◆ What to work on ◆
Below are some records. Say how many of their lines include the string "sebagian", giving only the number.

[Collected data]
####################

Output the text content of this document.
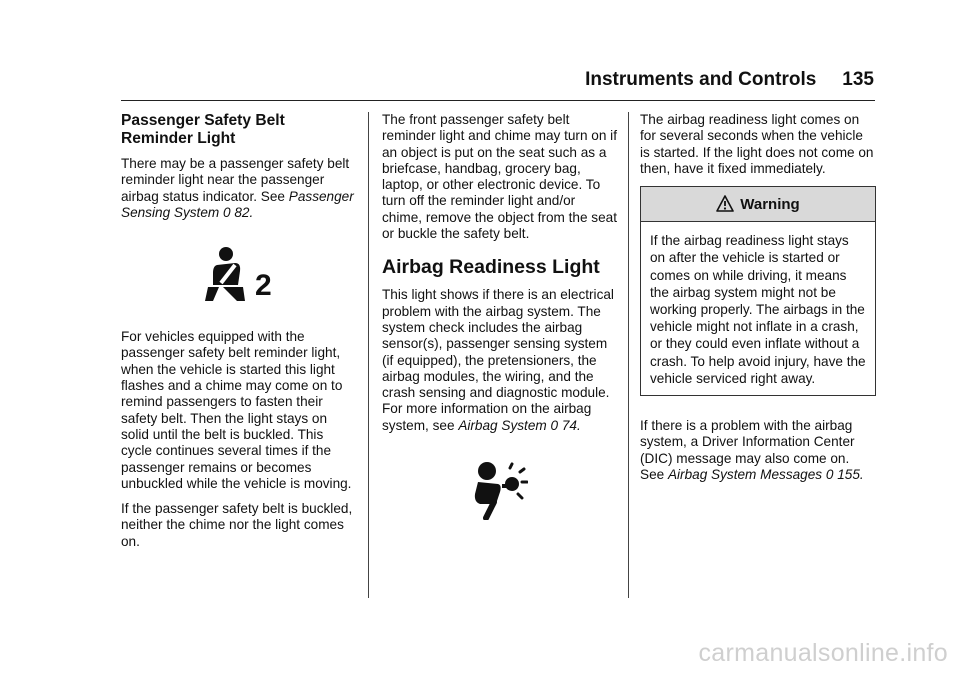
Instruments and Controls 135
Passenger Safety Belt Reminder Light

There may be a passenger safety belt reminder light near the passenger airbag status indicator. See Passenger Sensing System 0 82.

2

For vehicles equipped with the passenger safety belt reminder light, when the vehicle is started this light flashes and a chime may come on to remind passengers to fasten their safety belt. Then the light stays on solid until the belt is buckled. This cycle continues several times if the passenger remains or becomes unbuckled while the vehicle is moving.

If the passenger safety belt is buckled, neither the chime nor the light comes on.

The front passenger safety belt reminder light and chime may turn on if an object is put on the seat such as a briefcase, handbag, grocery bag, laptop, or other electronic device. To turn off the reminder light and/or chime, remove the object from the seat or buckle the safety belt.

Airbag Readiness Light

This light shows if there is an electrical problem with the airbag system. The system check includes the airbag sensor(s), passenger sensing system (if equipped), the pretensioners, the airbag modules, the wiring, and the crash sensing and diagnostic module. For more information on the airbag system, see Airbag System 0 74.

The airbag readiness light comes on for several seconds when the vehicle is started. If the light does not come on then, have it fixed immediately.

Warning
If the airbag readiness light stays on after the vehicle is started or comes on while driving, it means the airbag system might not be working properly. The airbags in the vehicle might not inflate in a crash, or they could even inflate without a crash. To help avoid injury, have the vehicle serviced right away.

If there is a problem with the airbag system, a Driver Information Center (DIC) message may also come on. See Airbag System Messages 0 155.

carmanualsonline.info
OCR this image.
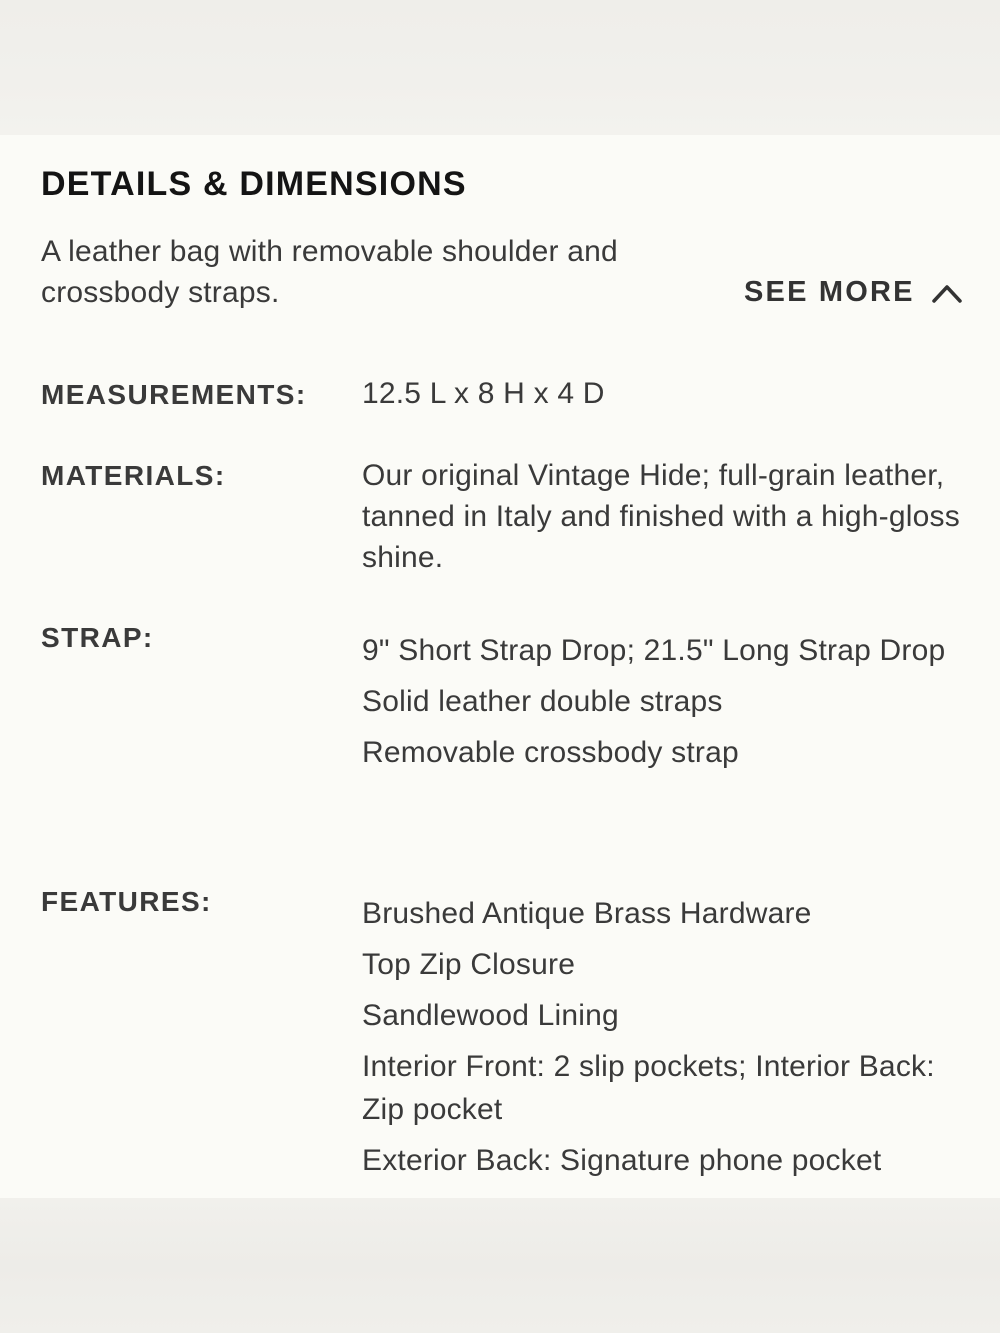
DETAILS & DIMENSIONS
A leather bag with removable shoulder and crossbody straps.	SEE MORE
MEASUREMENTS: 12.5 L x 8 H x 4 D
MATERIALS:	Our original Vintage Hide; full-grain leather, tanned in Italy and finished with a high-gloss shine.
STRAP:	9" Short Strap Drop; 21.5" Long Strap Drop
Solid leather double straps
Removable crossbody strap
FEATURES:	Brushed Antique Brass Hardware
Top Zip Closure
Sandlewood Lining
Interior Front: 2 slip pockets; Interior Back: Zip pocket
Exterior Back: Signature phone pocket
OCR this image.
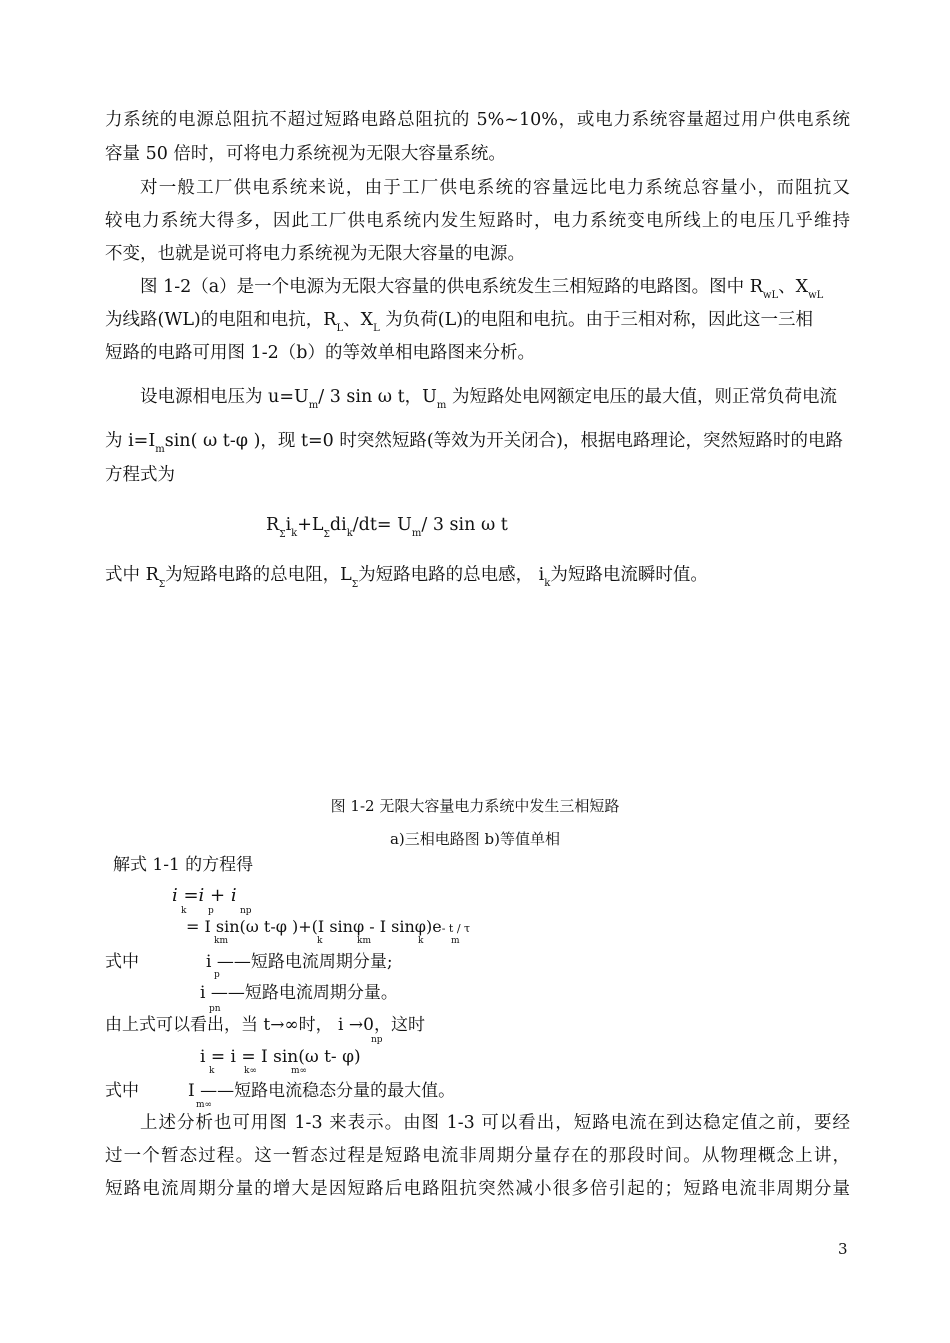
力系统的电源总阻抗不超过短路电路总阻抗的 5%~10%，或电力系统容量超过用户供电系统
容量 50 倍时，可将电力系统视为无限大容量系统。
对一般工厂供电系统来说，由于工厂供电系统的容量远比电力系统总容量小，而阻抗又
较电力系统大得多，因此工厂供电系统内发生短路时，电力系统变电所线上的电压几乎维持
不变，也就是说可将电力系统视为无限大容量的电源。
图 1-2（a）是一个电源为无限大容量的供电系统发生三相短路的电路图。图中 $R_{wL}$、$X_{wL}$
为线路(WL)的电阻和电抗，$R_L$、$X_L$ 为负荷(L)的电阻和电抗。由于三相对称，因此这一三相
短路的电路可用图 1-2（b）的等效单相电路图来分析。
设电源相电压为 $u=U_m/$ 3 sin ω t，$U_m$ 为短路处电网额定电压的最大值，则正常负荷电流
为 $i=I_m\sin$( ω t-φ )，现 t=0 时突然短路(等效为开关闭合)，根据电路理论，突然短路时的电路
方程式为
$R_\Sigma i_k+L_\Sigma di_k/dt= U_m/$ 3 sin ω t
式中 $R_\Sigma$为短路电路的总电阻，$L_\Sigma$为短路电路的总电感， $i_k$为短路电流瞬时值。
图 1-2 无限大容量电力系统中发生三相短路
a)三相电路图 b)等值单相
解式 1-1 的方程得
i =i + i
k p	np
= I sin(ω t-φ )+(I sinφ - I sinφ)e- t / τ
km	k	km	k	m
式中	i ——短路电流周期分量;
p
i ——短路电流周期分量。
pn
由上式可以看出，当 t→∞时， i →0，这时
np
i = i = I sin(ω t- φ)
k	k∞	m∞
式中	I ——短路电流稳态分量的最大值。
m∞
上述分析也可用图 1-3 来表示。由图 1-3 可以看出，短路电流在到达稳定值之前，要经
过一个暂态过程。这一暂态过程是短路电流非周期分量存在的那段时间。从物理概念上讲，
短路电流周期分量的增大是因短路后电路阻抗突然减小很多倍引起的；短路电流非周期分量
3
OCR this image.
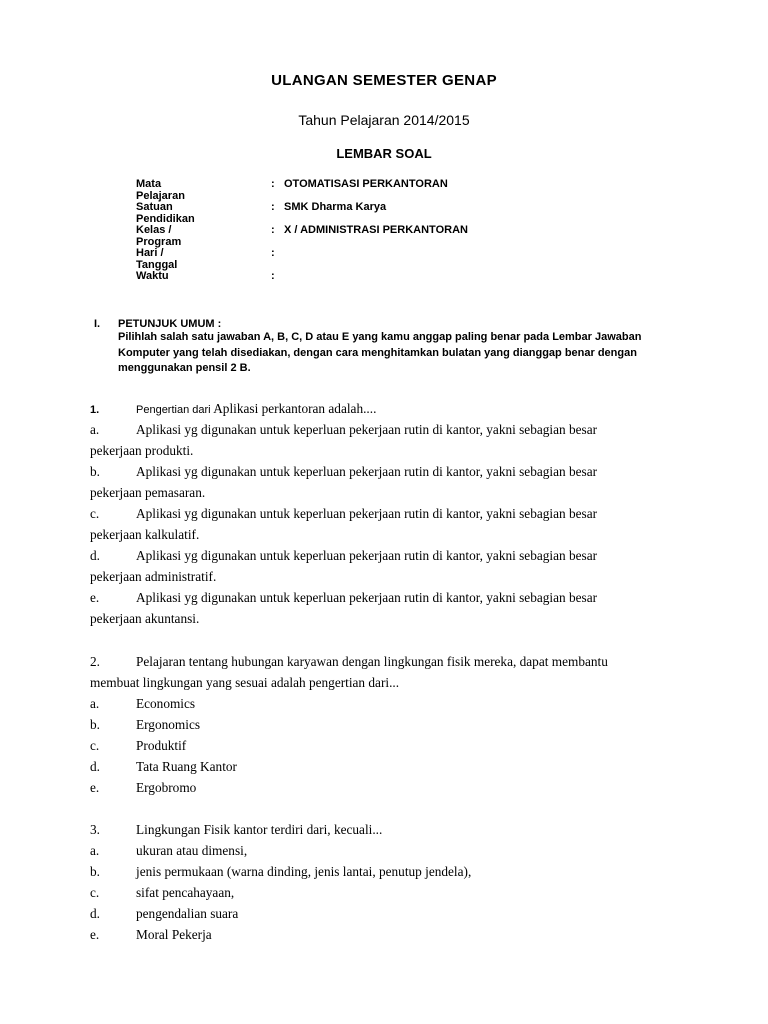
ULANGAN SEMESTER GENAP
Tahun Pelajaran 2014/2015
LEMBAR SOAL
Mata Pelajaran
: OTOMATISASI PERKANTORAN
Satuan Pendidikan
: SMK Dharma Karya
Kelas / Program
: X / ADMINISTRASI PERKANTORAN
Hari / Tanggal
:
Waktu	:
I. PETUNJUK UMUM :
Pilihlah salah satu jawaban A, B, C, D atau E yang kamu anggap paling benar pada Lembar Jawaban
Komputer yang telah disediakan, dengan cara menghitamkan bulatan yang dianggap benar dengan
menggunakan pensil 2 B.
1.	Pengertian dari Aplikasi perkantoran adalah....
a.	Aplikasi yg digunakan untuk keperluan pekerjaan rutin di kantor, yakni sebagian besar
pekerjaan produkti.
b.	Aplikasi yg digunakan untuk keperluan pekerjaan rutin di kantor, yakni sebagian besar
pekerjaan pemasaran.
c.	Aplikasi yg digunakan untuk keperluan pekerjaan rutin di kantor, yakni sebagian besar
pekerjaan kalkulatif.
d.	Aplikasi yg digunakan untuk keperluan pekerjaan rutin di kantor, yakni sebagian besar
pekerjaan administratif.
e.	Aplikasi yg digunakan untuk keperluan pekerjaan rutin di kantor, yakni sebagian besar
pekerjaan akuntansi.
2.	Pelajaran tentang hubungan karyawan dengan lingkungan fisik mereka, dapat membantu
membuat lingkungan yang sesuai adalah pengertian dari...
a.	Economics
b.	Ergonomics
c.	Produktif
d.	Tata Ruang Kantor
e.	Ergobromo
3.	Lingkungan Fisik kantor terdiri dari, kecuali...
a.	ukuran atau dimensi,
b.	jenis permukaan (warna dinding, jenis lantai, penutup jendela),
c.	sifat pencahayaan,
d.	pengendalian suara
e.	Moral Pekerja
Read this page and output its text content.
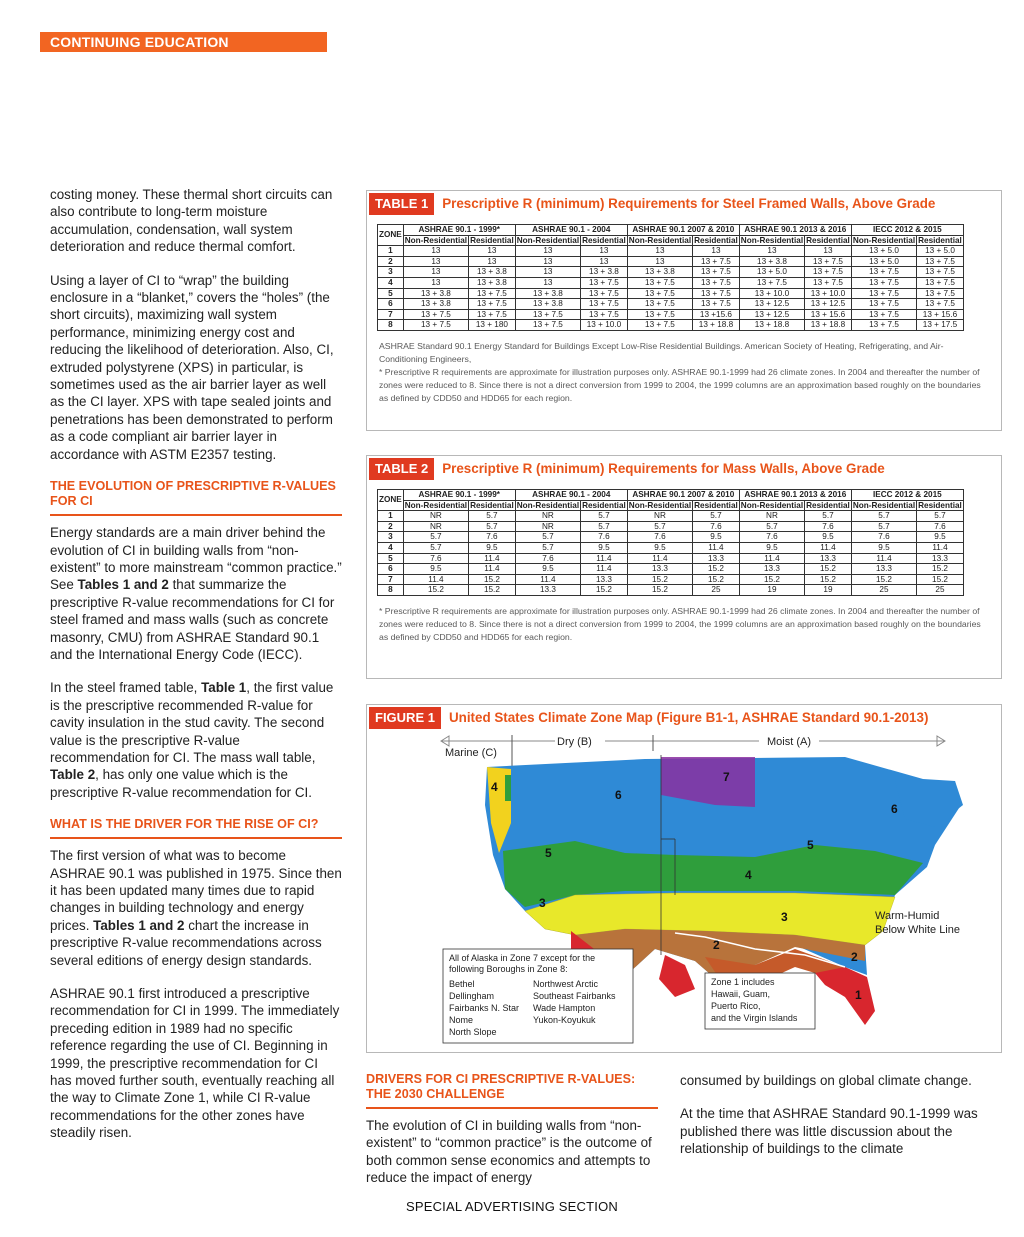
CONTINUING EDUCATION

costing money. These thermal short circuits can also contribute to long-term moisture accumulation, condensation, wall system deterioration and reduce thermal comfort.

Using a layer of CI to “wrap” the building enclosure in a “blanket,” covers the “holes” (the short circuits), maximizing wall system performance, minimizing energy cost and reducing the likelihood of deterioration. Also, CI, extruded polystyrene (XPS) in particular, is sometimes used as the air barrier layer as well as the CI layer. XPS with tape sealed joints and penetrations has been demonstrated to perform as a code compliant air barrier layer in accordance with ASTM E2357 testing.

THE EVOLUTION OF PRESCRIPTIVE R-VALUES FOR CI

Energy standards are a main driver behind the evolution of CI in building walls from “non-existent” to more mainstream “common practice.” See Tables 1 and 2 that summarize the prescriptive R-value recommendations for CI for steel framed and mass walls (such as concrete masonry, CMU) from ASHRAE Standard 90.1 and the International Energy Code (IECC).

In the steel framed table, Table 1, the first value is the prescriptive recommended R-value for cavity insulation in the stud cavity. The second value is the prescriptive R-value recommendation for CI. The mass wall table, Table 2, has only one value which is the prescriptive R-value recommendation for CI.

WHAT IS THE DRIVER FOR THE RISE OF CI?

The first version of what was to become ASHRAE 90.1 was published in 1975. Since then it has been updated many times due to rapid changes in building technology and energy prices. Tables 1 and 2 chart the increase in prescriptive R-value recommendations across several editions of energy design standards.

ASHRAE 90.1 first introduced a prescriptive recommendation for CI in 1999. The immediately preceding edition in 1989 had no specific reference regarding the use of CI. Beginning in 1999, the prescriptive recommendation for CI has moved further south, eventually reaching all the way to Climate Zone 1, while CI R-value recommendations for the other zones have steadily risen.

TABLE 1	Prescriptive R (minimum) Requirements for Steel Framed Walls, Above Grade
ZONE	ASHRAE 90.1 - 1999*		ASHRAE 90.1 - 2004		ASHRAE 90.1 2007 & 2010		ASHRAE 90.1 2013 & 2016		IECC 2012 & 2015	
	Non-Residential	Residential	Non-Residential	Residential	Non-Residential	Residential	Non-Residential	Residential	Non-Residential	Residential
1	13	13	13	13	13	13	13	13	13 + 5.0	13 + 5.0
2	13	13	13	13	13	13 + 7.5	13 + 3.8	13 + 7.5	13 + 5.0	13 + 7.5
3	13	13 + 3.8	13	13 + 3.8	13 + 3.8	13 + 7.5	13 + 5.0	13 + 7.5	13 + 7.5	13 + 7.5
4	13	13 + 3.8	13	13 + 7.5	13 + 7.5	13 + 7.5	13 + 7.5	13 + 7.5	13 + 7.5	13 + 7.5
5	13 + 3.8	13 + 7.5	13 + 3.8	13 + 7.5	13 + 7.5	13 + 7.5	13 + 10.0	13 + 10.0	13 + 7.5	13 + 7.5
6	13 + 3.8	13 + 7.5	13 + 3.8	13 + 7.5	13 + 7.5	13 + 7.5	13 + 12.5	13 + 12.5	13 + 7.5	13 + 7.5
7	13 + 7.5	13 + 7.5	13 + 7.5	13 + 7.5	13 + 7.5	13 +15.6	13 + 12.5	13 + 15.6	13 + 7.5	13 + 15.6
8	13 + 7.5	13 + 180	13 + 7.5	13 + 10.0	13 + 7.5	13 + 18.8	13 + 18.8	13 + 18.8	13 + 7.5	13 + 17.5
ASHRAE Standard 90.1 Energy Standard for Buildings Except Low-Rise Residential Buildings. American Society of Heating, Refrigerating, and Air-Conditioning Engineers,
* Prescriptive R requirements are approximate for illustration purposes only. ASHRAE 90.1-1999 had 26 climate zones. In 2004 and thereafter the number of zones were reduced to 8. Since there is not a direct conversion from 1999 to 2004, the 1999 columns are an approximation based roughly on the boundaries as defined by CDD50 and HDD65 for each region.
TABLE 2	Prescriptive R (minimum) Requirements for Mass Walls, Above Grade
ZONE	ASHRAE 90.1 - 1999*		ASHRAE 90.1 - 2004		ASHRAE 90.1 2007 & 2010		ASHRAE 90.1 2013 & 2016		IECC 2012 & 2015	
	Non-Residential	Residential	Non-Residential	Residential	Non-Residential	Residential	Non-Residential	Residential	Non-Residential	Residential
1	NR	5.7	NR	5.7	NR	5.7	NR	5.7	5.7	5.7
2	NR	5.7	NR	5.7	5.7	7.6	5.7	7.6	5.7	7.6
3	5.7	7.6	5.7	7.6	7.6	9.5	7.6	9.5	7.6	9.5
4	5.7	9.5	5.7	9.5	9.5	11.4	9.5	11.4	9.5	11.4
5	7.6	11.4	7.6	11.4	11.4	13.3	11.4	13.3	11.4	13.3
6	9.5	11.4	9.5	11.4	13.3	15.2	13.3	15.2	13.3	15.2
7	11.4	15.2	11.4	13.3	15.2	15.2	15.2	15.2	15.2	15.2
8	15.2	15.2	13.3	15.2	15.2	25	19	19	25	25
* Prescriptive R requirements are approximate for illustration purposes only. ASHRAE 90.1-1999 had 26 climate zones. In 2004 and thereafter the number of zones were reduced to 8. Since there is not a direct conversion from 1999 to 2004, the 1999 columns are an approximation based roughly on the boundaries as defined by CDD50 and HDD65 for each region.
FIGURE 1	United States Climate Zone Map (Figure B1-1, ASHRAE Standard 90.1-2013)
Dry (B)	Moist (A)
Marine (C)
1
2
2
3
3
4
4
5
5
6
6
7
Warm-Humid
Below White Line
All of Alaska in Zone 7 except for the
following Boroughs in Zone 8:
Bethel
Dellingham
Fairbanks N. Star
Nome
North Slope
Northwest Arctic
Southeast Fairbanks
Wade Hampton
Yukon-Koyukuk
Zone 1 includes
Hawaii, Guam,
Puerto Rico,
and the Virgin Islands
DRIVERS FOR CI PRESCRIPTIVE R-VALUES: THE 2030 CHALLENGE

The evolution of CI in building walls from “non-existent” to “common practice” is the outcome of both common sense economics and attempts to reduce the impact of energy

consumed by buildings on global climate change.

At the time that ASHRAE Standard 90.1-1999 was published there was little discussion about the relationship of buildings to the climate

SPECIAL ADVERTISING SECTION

####################

◆ Full response ◆
5